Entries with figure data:
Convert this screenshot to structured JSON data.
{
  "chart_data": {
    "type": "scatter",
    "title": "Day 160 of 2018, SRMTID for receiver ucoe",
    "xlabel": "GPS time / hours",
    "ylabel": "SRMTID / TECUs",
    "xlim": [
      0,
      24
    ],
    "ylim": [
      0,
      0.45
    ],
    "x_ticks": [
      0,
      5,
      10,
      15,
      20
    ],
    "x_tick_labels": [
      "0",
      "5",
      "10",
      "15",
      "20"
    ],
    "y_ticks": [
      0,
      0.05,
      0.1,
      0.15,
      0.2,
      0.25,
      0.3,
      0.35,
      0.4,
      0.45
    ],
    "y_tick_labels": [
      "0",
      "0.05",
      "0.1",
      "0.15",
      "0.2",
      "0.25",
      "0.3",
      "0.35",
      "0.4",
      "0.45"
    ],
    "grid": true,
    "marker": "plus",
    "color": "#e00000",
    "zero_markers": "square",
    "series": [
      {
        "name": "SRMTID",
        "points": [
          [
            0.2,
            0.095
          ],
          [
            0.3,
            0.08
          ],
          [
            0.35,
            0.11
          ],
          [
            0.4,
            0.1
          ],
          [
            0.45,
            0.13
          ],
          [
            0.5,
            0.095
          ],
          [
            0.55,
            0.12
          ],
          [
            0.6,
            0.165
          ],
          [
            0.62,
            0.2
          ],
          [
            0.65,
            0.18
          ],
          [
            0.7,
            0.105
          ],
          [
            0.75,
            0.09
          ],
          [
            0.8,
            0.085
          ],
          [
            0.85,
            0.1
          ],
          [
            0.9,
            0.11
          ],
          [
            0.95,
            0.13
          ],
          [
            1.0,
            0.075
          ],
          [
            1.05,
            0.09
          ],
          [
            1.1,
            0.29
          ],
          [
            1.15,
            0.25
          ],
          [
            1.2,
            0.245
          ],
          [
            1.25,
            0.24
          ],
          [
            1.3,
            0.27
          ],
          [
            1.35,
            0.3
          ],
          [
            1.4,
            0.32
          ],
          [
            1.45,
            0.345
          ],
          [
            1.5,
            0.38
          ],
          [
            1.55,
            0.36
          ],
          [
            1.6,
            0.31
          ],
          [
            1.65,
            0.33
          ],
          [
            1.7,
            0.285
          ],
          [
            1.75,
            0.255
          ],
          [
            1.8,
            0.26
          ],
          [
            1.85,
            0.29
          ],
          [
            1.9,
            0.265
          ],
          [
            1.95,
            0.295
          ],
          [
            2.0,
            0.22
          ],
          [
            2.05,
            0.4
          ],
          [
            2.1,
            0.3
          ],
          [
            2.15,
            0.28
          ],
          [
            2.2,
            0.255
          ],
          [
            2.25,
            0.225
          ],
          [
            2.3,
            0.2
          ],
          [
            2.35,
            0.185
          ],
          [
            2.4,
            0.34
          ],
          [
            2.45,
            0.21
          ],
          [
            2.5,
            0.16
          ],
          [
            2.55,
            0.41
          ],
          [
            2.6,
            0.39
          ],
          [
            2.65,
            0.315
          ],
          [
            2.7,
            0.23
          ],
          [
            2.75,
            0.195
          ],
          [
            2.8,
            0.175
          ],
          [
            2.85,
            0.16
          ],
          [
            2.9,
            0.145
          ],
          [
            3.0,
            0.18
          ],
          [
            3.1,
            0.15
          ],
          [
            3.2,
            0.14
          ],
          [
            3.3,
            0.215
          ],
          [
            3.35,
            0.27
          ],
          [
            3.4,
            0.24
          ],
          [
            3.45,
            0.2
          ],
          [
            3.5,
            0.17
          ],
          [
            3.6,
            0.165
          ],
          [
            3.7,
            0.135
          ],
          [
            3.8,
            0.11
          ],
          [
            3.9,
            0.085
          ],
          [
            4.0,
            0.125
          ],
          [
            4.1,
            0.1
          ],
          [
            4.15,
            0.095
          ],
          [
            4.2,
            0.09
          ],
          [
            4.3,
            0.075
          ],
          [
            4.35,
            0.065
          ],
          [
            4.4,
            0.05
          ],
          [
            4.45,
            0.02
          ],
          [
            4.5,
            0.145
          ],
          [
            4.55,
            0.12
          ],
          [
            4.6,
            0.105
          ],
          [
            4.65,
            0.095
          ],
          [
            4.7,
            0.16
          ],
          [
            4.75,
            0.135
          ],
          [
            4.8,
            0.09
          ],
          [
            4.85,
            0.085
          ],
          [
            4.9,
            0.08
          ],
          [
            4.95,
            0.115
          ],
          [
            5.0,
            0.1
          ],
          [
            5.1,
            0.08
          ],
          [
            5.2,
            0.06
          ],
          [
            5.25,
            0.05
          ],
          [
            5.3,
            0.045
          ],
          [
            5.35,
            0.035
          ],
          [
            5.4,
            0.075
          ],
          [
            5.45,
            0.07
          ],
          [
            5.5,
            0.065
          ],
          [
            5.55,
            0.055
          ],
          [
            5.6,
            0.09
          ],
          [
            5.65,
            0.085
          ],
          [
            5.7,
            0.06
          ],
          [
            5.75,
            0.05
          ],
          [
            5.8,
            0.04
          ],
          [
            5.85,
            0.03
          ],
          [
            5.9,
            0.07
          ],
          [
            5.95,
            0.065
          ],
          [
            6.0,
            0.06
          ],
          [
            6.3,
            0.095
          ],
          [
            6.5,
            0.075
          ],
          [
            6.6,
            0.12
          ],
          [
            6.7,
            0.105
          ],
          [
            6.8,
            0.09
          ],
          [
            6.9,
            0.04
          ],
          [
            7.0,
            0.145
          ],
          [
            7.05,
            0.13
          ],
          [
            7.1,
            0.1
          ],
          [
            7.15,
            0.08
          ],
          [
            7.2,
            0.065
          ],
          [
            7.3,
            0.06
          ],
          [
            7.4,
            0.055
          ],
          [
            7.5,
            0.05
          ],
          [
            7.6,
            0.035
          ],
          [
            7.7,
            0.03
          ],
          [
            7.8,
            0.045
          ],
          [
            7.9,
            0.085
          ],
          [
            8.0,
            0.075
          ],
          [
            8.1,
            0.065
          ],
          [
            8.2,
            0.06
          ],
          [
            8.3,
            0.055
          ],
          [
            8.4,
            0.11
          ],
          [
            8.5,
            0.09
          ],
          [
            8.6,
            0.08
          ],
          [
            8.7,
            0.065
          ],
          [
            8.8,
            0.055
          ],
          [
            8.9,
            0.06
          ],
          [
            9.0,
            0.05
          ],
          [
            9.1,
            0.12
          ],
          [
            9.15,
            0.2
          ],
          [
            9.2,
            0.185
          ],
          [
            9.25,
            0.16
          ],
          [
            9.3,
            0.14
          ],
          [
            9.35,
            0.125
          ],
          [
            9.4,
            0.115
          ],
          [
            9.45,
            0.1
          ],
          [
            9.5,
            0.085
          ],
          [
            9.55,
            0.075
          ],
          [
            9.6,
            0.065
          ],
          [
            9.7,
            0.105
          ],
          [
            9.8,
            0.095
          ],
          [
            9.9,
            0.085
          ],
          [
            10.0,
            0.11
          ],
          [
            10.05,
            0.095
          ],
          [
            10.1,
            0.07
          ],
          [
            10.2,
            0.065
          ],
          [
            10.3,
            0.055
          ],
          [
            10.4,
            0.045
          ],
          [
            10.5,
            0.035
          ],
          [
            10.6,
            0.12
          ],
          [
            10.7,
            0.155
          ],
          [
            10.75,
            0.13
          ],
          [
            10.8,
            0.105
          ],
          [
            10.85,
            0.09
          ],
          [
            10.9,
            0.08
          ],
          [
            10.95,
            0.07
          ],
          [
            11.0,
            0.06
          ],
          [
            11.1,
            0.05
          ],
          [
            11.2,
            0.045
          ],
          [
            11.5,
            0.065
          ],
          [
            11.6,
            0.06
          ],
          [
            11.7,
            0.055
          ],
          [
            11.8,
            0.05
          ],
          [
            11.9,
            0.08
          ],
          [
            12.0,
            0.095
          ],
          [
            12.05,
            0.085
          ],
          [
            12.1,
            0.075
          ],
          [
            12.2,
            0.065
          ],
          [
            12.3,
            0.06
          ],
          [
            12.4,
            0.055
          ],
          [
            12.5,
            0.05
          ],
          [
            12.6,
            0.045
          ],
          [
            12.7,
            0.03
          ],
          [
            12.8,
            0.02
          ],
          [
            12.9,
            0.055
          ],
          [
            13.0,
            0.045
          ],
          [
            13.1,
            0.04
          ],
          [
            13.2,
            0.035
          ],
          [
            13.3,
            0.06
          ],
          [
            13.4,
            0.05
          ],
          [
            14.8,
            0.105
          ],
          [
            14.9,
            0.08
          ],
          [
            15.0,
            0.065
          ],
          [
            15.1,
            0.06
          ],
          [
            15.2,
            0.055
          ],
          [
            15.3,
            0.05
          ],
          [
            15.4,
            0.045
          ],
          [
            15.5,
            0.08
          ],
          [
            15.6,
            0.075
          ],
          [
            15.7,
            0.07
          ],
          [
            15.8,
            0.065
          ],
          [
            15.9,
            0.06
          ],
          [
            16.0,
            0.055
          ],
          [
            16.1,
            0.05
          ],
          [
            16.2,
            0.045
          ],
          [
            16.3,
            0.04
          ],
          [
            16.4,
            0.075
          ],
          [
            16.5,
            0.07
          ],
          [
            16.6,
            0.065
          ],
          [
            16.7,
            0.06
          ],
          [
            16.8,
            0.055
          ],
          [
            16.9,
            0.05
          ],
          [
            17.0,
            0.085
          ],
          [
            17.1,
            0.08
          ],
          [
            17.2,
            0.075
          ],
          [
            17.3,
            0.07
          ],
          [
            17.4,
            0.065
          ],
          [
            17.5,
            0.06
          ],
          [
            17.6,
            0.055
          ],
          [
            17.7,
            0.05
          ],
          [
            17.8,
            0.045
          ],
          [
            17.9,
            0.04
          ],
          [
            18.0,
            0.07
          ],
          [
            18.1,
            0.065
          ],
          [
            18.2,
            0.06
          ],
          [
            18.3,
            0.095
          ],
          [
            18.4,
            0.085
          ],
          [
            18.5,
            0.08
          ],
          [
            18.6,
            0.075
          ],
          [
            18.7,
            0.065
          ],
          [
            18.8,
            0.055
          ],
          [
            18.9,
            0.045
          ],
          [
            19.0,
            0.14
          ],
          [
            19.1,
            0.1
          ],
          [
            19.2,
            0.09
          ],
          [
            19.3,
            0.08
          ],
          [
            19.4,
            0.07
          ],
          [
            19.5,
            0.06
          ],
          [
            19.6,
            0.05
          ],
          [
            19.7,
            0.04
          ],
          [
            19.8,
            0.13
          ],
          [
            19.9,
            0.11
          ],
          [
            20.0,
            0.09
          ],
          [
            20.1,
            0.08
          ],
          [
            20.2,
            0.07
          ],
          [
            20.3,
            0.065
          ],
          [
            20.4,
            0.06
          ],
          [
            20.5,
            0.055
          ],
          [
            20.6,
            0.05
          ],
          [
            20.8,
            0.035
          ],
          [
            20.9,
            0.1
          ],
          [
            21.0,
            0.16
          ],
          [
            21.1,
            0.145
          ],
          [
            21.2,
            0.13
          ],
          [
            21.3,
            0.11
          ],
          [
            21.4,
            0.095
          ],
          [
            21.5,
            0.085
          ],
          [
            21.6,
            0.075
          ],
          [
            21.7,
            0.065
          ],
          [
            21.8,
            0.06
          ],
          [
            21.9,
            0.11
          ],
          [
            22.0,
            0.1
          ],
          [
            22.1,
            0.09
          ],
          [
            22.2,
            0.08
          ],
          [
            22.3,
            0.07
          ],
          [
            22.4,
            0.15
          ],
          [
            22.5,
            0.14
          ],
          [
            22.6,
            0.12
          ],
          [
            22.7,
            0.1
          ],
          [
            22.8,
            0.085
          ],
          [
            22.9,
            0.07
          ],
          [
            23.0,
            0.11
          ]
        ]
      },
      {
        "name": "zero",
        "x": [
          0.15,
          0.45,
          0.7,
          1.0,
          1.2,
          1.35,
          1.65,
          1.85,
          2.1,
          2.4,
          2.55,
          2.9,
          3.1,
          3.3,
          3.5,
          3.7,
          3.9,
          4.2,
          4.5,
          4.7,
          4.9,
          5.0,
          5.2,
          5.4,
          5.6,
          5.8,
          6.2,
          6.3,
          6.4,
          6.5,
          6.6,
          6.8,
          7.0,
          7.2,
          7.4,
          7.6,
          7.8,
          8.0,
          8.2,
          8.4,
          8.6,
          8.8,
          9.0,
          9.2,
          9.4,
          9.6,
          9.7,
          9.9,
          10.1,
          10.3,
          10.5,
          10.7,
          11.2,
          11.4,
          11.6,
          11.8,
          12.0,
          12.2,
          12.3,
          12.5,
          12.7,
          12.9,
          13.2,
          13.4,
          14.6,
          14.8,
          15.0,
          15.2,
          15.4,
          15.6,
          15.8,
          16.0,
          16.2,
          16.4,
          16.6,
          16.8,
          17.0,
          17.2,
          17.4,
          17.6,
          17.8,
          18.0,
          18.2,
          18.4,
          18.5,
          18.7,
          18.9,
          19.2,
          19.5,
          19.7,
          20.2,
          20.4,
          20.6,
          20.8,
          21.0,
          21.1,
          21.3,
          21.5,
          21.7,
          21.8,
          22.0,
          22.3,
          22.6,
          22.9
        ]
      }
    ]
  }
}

> [DO THIS]: Reproduce each line of the material containing the word "SRMTID".

> [WRITTEN REPLY]:
    "title": "Day 160 of 2018, SRMTID for receiver ucoe",
    "ylabel": "SRMTID / TECUs",
        "name": "SRMTID",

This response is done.